[The tasks]:
1: In the forum thread on the gravity law, why does the last post claim that the "why" is stronger than the "how"?
2: In the records, update the lines from the one containing "deadline-heading-text: Zadnji bbox=[138, 180, 202, 203]" up to and including the one containing "list-item bbox=[139, 580, 1021, 633]", replacing "list-item" with "list-entry" and changing nothing else. Return only those lines.

[Passage]:
----------
Gravity Law: Force & Mass Relationships

In summary, the conversation discusses the relationship between mass, force, and power in the context of gravity. It explains that while the equation for gravitational force (F=G(m1*m2)/r^2) may seem to include power, it actually represents force. The conversation also delves into the concept of "why" in science, with one person arguing that it is important to understand the "why" behind natural phenomena in addition to the "how," while others explain that science mainly seeks to answer questions of "how" and "what" rather than "why."
  • #1
Hepic
118
0
As gravity law says: F=G( (m1*m2)/r^2).
That means that power between two objects with more mass is biggest.
Why? It is because they have more atoms?
Thank you.
 
Physics news on Phys.org
  • #2
Power is wok per unit time. Power is not in your equation.

You probably mean something else, but in science you have to be very clear about what you mean. Otherwise we have to guess.
 
  • #3
What you mean?? F does not mean power? Is not the power that a object attract an other??
 
  • #4
No, F does not mean power. F means force. In physics these words have very specific meanings. Force is a different quantity from power. You cannot use them interchangeably.
 
  • #5
Ok then,I am sorry.
So you can answer me?? Why object with more mass have more force than other objects with less mass?
 
  • #6
Also, there is no good answer to your original "why" question other than, "Because that's what we observe to be true." That's how gravity works in nature. Objects with more mass have more gravity.
 
  • #7
I think that the answer is,because objects with more mass make bigger curvature in the space time(about general relativity),so biggest curvature means bigger force
 
  • #8
Hepic said:
I think that the answer is,because objects with more mass make bigger curvature in the space time(about general relativity),so biggest curvature means bigger force

Then I could play your game. I can ask you "Why do objects with more mass make bigger curvature of space time?"

Now what?

Zz.
 
  • #9
That is what I try to find now. If anyone knows let me know.
(Also I am not playinh any game,I just want to udnestand the universe.)
 
  • #10
Hepic said:
That is what I try to find now. If anyone knows let me know.
(Also I am not playinh any game,I just want to udnestand the universe.)

Well then, you shouldn't be using the curvature of spacetime to "explain" the Newton's gravitational law. It isn't the explanation the way you had written.

In physics, there isn't really a "why". It is mainly a "how". We can explain things by using something more fundamental, but if you look at it closely, at the origin of it, is more of a description, rather than an "explanation" of the why. You were told by cephid of this.

Zz.
 
  • #12
Ι will disagree my dear. I think that in science we do not need only the "how",but the "why" too.
That is because with "how" we learn the way that something happens.
But with the "why" we learn why this way there is. So the "why" is stronger,because if you know the "why" you know and the "how",but not the opposite.
----------
[Data provided]:
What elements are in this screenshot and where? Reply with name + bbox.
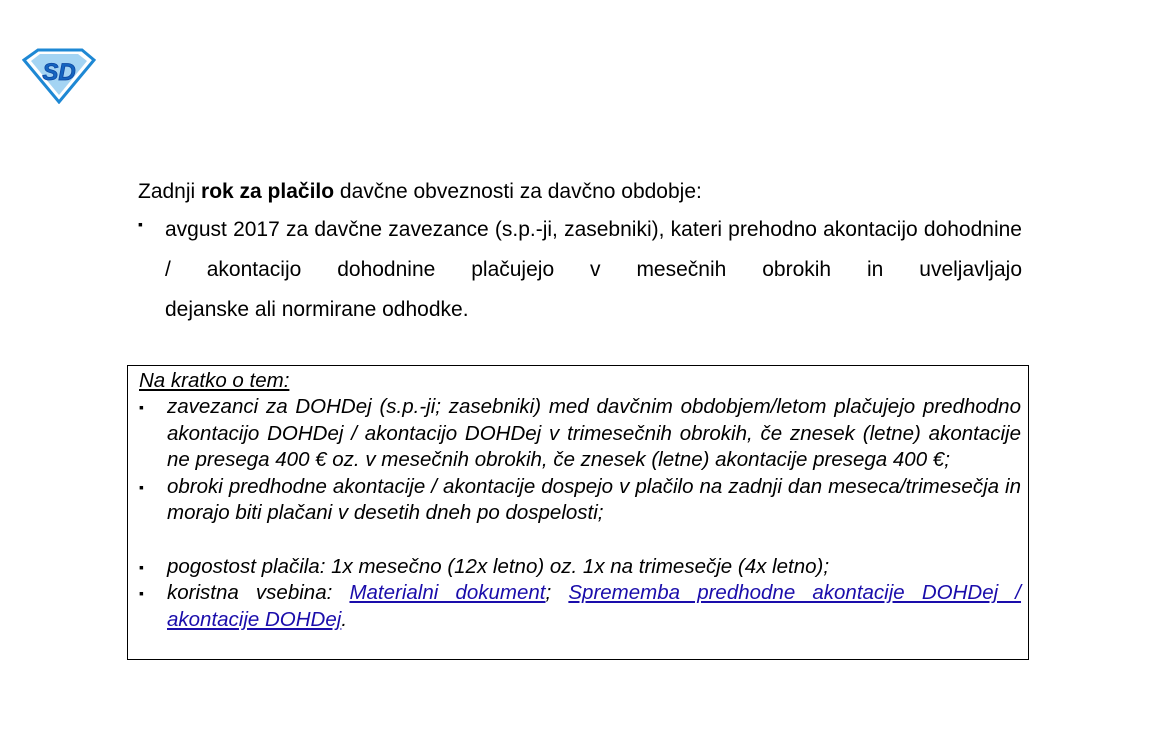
deadline-heading-text: Zadnji bbox=[138, 180, 202, 203]
list-item bbox=[139, 394, 1021, 474]
deadline-list bbox=[138, 210, 1022, 330]
intro-section bbox=[138, 178, 1022, 330]
list-item bbox=[139, 580, 1021, 633]
list-item-text: pogostost plačila: 1x mesečno (12x letno) oz. 1x na trimesečje (4x letno); bbox=[167, 554, 830, 578]
summary-heading: Na kratko o tem: bbox=[139, 369, 290, 392]
useful-content-label: koristna vsebina: bbox=[167, 581, 350, 604]
spacer bbox=[139, 527, 1021, 554]
bullet-icon: ▪ bbox=[139, 478, 144, 495]
bullet-icon: ▪ bbox=[139, 585, 144, 601]
shield-sd-logo-icon bbox=[22, 46, 96, 104]
deadline-item bbox=[165, 210, 1022, 330]
material-document-link[interactable]: Materialni dokument bbox=[349, 581, 546, 604]
bullet-icon: ▪ bbox=[139, 558, 144, 575]
logo bbox=[22, 46, 96, 104]
list-item-text: obroki predhodne akontacije / akontacije dospejo v plačilo na zadnji dan meseca/trimesečja in morajo biti plačani v desetih dneh po dospelosti; bbox=[167, 474, 1021, 524]
deadline-item-text-last: dejanske ali normirane odhodke. bbox=[165, 298, 469, 321]
change-advance-payment-link[interactable]: Sprememba predhodne akontacije DOHDej / akontacije DOHDej bbox=[167, 581, 1022, 631]
bullet-icon: ▪ bbox=[139, 399, 144, 415]
list-item bbox=[139, 554, 1021, 581]
list-item-text: zavezanci za DOHDej (s.p.-ji; zasebniki) med davčnim obdobjem/letom plačujejo predhodno akontacijo DOHDej / akontacijo DOHDej v trimesečnih obrokih, če znesek (letne) akontacije ne presega 400 € oz. v mesečnih obrokih, če znesek (letne) akontacije presega 400 €; bbox=[167, 395, 1021, 471]
deadline-heading bbox=[138, 178, 1022, 206]
logo-text: SD bbox=[42, 59, 76, 86]
bullet-icon: ▪ bbox=[138, 216, 143, 232]
summary-box bbox=[127, 365, 1029, 660]
link-separator: ; bbox=[545, 581, 569, 604]
deadline-heading-bold: rok za plačilo bbox=[201, 180, 335, 203]
deadline-heading-rest: davčne obveznosti za davčno obdobje: bbox=[334, 180, 702, 203]
deadline-item-text: avgust 2017 za davčne zavezance (s.p.-ji, zasebniki), kateri prehodno akontacijo dohodnine / akontacijo dohodnine plačujejo v mesečnih obrokih in uveljavljajo bbox=[165, 218, 1022, 281]
link-suffix: . bbox=[341, 607, 348, 631]
useful-content-item bbox=[167, 580, 1021, 633]
list-item bbox=[139, 474, 1021, 527]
----------
[The replies]:
1: The post says that "how" teaches the way something happens, while "why" teaches why it happens that way. It calls the "why" stronger because knowing the "why" also gives you the "how," but knowing the "how" does not give you the "why."

2:
deadline-heading-text: Zadnji bbox=[138, 180, 202, 203]
list-entry bbox=[139, 394, 1021, 474]
deadline-list bbox=[138, 210, 1022, 330]
intro-section bbox=[138, 178, 1022, 330]
list-entry bbox=[139, 580, 1021, 633]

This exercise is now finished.